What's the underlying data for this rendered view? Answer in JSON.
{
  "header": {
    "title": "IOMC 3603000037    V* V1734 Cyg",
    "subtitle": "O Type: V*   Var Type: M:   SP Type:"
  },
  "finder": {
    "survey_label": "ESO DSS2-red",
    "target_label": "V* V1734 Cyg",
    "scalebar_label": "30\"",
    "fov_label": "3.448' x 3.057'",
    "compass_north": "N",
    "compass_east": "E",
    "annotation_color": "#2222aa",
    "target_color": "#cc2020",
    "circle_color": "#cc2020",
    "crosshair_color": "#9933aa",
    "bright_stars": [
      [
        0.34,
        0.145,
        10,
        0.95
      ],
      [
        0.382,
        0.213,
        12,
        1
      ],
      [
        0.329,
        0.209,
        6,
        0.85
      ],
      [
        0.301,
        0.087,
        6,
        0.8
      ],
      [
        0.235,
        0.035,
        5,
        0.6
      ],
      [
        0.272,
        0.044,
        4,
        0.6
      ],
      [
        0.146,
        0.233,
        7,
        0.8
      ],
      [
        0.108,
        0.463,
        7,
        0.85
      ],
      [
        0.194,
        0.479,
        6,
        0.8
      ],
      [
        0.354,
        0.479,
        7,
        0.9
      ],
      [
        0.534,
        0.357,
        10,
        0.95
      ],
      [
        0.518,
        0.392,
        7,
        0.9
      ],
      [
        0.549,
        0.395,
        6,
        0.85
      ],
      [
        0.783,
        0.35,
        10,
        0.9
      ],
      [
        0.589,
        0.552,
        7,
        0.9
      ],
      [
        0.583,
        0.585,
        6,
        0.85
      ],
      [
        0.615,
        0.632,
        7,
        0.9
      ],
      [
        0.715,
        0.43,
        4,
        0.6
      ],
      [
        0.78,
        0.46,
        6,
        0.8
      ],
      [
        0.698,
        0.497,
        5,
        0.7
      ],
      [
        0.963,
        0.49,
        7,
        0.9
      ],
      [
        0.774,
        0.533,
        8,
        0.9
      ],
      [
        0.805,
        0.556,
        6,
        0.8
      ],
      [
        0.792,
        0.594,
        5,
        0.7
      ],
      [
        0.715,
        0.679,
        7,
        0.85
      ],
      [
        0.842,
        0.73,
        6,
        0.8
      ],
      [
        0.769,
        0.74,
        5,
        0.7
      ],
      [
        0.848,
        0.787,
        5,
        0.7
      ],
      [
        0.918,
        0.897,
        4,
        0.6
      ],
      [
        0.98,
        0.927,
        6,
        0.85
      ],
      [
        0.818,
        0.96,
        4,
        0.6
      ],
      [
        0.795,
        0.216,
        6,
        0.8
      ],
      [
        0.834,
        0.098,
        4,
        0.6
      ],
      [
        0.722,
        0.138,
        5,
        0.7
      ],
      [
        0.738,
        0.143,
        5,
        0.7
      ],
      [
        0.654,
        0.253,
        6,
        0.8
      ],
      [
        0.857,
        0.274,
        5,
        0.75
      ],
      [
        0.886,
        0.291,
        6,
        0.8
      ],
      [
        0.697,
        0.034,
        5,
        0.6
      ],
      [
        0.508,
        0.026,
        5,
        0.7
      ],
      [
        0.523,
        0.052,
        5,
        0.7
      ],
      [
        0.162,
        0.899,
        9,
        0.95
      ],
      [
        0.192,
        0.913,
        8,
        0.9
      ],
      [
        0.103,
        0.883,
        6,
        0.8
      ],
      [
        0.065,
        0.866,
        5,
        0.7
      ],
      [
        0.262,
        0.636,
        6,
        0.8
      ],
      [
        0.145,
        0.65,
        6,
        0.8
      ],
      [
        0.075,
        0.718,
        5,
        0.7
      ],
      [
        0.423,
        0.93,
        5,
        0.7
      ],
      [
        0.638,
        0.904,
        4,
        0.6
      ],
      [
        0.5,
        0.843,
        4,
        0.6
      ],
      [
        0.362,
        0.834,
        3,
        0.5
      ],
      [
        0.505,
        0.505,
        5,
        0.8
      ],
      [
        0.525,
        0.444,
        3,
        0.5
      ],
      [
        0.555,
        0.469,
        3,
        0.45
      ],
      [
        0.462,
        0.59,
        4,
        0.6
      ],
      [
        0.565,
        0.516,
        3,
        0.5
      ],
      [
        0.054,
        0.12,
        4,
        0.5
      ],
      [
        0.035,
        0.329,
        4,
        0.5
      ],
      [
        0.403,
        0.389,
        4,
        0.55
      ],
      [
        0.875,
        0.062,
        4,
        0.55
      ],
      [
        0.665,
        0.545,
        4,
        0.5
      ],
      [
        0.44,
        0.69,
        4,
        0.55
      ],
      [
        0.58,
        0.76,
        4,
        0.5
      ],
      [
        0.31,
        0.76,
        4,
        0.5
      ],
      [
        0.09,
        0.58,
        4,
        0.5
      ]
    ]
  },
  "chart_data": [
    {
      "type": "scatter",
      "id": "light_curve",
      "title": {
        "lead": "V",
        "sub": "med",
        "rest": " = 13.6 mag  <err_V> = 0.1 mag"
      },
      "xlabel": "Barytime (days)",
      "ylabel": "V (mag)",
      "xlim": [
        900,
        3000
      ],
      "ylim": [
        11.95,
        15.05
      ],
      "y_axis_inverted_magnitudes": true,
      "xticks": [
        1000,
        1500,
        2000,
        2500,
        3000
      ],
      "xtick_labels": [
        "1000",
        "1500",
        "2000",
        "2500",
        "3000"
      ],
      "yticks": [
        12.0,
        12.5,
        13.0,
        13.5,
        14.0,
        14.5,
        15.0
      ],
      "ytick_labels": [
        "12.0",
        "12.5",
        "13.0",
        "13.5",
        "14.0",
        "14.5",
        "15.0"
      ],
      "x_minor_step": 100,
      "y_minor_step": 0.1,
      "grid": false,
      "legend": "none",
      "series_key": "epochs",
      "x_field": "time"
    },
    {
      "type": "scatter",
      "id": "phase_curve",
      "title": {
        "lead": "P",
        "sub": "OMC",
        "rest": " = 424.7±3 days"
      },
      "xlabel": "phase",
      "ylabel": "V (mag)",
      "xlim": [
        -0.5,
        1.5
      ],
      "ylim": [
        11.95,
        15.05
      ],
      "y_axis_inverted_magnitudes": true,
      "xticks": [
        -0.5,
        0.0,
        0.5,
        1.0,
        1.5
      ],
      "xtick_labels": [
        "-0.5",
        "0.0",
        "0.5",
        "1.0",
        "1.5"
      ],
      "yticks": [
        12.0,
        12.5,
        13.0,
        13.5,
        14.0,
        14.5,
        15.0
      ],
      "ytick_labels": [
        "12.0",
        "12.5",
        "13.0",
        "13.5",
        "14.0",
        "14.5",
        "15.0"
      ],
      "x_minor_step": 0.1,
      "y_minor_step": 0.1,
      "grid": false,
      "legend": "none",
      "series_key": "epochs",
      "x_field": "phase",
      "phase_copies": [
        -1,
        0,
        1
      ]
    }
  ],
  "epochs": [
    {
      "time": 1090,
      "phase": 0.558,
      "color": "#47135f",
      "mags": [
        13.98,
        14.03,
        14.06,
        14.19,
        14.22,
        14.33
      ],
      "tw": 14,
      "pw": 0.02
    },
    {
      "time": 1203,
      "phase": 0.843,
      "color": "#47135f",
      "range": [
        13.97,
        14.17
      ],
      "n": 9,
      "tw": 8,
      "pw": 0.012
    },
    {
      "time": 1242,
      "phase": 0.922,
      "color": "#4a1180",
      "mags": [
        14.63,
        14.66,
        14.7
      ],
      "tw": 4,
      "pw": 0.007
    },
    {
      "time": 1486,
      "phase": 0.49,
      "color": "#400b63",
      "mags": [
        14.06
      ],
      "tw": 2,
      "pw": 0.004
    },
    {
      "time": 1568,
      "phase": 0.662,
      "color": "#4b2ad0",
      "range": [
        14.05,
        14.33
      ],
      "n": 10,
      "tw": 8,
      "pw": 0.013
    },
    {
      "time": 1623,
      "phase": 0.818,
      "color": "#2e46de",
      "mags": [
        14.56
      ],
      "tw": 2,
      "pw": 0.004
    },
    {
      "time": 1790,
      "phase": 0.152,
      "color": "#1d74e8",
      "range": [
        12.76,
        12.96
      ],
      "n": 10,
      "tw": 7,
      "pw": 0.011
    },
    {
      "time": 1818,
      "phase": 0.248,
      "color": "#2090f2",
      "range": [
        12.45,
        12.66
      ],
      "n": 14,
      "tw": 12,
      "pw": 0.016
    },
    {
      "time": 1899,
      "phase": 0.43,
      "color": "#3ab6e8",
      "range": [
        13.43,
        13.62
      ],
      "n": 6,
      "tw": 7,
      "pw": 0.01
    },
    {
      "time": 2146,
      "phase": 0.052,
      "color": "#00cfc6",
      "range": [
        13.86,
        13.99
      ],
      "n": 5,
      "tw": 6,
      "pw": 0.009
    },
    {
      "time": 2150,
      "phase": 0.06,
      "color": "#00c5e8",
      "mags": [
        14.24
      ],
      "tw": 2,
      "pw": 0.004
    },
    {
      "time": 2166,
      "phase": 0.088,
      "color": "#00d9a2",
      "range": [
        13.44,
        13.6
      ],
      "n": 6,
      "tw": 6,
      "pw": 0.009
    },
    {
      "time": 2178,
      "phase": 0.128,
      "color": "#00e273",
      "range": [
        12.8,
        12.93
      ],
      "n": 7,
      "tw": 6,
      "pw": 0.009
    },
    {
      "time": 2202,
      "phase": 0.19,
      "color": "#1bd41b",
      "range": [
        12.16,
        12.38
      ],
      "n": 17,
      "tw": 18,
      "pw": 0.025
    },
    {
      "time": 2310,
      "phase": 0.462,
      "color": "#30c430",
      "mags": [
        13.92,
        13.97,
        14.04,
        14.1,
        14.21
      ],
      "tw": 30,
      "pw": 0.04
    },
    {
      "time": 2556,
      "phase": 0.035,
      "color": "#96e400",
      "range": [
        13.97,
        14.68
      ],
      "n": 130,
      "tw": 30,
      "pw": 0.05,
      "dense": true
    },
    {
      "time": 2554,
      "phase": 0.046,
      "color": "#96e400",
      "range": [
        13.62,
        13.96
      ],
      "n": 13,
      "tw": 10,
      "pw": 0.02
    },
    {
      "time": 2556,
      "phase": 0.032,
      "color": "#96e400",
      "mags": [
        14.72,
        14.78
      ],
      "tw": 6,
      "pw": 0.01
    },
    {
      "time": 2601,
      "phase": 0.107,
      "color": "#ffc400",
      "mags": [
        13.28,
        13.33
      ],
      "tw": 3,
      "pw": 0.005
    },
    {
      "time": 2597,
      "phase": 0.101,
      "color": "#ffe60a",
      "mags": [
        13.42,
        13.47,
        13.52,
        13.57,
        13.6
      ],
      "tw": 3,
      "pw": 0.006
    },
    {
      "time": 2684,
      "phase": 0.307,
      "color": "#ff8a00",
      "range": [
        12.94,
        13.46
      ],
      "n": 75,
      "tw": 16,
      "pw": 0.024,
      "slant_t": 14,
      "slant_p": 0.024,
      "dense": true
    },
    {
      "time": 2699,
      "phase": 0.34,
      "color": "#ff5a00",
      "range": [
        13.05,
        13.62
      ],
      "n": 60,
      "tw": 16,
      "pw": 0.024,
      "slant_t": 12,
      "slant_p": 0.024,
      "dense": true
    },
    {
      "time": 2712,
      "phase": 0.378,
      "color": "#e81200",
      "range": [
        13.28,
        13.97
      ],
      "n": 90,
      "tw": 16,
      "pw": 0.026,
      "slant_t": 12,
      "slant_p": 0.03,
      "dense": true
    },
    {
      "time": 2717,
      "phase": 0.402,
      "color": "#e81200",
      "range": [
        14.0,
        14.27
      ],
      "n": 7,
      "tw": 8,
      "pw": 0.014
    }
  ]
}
===============
• Task details: Find each line in the records holding the string "days" and show it.

• Solution to the exercise:
      "xlabel": "Barytime (days)",
        "rest": " = 424.7±3 days"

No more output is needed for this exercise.